#### REQUEST
Transcribe the listing below word for word.

::: SUPPLIED DATA

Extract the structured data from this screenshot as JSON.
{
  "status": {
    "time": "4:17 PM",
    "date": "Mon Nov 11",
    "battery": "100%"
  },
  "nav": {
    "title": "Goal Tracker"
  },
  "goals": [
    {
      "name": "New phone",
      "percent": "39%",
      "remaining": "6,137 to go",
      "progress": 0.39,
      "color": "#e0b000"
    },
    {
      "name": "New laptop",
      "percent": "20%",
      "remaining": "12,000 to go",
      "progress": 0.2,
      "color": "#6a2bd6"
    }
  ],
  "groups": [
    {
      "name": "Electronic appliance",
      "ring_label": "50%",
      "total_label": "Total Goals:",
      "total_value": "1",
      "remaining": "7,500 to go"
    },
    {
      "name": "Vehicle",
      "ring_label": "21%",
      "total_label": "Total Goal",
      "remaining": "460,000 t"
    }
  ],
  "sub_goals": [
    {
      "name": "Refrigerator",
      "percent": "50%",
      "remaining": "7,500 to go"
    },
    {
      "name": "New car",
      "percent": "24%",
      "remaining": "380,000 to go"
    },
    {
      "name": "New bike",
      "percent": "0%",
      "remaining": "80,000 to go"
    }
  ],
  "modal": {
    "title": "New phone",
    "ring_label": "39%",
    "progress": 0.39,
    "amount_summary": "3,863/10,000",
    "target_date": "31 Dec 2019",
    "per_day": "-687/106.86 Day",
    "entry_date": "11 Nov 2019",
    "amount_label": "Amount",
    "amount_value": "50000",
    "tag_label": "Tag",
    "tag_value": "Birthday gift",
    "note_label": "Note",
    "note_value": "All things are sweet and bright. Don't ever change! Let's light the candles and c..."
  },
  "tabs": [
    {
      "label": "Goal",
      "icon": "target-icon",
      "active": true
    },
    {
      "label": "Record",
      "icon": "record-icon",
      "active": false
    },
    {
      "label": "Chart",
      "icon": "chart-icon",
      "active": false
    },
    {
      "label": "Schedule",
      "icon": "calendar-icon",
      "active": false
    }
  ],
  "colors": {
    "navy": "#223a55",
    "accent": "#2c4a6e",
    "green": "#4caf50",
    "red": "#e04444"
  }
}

::::::

#### RESPONSE TO THE TASK
Extract the structured data from this screenshot as JSON.
{
  "status": {
    "time": "4:17 PM",
    "date": "Mon Nov 11",
    "battery": "100%"
  },
  "nav": {
    "title": "Goal Tracker"
  },
  "goals": [
    {
      "name": "New phone",
      "percent": "39%",
      "remaining": "6,137 to go",
      "progress": 0.39,
      "color": "#e0b000"
    },
    {
      "name": "New laptop",
      "percent": "20%",
      "remaining": "12,000 to go",
      "progress": 0.2,
      "color": "#6a2bd6"
    }
  ],
  "groups": [
    {
      "name": "Electronic appliance",
      "ring_label": "50%",
      "total_label": "Total Goals:",
      "total_value": "1",
      "remaining": "7,500 to go"
    },
    {
      "name": "Vehicle",
      "ring_label": "21%",
      "total_label": "Total Goal",
      "remaining": "460,000 t"
    }
  ],
  "sub_goals": [
    {
      "name": "Refrigerator",
      "percent": "50%",
      "remaining": "7,500 to go"
    },
    {
      "name": "New car",
      "percent": "24%",
      "remaining": "380,000 to go"
    },
    {
      "name": "New bike",
      "percent": "0%",
      "remaining": "80,000 to go"
    }
  ],
  "modal": {
    "title": "New phone",
    "ring_label": "39%",
    "progress": 0.39,
    "amount_summary": "3,863/10,000",
    "target_date": "31 Dec 2019",
    "per_day": "-687/106.86 Day",
    "entry_date": "11 Nov 2019",
    "amount_label": "Amount",
    "amount_value": "50000",
    "tag_label": "Tag",
    "tag_value": "Birthday gift",
    "note_label": "Note",
    "note_value": "All things are sweet and bright. Don't ever change! Let's light the candles and c..."
  },
  "tabs": [
    {
      "label": "Goal",
      "icon": "target-icon",
      "active": true
    },
    {
      "label": "Record",
      "icon": "record-icon",
      "active": false
    },
    {
      "label": "Chart",
      "icon": "chart-icon",
      "active": false
    },
    {
      "label": "Schedule",
      "icon": "calendar-icon",
      "active": false
    }
  ],
  "colors": {
    "navy": "#223a55",
    "accent": "#2c4a6e",
    "green": "#4caf50",
    "red": "#e04444"
  }
}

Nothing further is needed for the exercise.